[START Records shown]

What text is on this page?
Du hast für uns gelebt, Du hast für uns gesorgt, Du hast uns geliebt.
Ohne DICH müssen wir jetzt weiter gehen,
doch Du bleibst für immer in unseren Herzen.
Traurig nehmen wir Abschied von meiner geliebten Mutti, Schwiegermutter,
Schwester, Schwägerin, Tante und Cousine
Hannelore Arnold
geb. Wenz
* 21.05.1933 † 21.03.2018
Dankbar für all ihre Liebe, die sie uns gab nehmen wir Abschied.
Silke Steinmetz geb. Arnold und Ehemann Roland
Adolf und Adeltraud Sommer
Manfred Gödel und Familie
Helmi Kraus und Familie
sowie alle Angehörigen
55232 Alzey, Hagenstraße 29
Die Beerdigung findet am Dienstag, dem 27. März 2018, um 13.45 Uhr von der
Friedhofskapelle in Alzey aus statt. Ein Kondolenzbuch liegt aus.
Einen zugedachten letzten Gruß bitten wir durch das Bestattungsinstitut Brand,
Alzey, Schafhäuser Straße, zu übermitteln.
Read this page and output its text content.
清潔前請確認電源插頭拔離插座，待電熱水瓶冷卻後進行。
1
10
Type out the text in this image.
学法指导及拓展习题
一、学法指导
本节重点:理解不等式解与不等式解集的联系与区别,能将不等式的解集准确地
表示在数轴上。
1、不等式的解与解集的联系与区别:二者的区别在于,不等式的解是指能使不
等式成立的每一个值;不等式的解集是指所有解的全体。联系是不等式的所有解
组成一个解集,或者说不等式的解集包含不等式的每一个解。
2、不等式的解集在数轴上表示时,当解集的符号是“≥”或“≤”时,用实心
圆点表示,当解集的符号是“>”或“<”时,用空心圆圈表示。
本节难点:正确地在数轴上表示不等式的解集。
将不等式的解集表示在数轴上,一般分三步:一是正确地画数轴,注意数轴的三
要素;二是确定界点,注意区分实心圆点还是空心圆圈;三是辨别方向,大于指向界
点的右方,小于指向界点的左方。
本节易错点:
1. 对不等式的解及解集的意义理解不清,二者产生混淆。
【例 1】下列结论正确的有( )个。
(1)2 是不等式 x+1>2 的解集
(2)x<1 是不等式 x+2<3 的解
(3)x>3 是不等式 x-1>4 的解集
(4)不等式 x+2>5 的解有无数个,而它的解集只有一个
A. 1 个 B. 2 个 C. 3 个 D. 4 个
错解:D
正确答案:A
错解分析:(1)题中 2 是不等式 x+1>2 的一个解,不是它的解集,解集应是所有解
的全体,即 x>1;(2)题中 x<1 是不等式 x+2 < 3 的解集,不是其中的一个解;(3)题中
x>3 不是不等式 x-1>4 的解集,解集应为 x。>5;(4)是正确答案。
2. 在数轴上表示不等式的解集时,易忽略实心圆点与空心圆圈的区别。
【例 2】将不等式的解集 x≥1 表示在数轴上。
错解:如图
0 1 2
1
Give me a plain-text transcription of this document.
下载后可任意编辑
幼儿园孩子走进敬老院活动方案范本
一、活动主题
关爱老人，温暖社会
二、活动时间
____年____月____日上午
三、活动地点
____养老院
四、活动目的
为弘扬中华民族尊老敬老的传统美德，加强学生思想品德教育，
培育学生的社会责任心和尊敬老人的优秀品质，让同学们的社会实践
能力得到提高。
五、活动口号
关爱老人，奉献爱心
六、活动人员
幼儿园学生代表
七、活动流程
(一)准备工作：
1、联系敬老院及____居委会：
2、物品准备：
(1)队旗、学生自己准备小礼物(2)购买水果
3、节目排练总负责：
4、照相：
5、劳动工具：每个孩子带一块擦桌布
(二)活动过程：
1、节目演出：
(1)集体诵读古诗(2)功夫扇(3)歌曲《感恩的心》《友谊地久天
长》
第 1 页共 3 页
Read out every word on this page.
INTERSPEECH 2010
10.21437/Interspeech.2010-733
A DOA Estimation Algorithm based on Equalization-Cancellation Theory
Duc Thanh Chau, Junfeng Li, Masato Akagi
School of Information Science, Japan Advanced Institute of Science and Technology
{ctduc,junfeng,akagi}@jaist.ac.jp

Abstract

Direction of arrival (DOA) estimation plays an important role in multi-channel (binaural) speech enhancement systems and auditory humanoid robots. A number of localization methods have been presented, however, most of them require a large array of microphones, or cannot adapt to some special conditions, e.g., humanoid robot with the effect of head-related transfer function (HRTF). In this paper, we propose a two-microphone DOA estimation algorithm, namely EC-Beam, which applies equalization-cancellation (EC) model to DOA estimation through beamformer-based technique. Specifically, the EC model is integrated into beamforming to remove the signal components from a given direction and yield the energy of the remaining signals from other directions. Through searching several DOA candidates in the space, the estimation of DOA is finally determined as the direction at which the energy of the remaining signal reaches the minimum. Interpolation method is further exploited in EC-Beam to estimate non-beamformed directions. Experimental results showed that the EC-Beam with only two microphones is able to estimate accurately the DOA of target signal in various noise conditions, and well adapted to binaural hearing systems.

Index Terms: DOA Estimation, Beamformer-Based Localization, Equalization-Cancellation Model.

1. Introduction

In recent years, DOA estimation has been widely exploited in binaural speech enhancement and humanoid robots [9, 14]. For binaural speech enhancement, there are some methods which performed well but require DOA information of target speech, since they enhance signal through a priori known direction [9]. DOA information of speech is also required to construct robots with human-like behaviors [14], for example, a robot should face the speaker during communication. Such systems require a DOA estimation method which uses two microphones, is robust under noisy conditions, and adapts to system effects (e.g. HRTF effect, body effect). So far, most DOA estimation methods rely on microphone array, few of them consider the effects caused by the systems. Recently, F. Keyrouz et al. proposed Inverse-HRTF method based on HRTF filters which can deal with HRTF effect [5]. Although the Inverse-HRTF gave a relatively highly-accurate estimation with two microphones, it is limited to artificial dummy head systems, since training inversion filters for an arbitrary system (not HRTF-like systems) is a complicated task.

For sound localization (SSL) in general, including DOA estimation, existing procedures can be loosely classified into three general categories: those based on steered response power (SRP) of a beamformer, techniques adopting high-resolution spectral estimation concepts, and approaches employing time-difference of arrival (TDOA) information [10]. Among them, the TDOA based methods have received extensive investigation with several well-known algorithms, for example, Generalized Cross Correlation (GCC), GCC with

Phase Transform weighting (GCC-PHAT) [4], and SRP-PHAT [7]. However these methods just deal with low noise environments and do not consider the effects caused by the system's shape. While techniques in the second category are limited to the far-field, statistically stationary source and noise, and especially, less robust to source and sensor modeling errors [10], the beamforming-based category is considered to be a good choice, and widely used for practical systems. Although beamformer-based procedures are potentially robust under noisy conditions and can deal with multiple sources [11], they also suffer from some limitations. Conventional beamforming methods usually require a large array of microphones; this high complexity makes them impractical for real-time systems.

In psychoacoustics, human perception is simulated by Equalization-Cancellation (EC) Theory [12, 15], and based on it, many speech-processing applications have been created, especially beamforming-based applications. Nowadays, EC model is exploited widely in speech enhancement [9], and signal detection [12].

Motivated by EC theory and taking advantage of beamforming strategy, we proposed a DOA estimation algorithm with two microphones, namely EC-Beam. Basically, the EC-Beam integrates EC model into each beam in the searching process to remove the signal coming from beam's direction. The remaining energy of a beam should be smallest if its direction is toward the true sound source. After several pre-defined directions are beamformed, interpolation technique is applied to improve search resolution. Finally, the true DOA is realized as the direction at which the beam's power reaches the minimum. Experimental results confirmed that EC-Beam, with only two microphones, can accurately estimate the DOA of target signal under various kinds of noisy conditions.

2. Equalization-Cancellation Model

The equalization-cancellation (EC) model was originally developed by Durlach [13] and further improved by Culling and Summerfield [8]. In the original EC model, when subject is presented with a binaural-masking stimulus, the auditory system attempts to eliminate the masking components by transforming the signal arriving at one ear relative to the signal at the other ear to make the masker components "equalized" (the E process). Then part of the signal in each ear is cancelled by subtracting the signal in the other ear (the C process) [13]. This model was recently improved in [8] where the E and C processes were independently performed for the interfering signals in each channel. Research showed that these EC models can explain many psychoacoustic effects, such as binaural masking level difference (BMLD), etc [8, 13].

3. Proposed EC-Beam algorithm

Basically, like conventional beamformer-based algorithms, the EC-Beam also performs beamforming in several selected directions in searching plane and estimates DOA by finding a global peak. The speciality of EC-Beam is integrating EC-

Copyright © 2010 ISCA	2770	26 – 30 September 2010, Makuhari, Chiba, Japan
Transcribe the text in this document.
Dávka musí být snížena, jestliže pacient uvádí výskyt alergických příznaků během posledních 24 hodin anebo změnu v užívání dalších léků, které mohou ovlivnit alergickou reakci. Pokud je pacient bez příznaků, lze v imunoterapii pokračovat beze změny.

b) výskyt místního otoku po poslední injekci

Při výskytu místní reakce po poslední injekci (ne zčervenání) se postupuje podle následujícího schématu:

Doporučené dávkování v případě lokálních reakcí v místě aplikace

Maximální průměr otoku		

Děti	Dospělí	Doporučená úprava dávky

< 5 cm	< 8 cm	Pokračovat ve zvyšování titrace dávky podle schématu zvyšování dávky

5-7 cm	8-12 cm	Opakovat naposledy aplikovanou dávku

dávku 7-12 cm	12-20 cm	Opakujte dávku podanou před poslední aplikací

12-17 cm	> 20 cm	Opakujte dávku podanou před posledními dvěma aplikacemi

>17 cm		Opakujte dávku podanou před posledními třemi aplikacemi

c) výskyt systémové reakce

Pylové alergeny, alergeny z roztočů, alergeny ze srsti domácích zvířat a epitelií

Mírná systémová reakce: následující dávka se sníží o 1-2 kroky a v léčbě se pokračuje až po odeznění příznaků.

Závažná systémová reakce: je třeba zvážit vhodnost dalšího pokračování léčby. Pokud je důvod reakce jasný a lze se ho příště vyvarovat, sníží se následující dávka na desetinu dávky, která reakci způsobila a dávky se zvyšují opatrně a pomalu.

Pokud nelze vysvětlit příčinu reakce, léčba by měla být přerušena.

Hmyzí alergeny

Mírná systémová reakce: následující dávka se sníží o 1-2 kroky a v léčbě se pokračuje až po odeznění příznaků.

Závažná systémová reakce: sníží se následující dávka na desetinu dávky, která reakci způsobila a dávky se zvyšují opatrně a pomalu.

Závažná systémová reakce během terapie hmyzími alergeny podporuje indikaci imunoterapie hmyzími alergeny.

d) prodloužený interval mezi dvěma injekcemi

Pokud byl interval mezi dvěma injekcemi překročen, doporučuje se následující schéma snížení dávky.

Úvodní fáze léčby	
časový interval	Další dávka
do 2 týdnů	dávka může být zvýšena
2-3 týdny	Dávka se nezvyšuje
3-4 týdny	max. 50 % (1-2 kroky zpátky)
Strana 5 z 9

[END Records shown]

◆ What the exercise asks
Select every line in the records above that contains the word "Japan".

◆ Correct output
School of Information Science, Japan Advanced Institute of Science and Technology
Copyright © 2010 ISCA	2770	26 – 30 September 2010, Makuhari, Chiba, Japan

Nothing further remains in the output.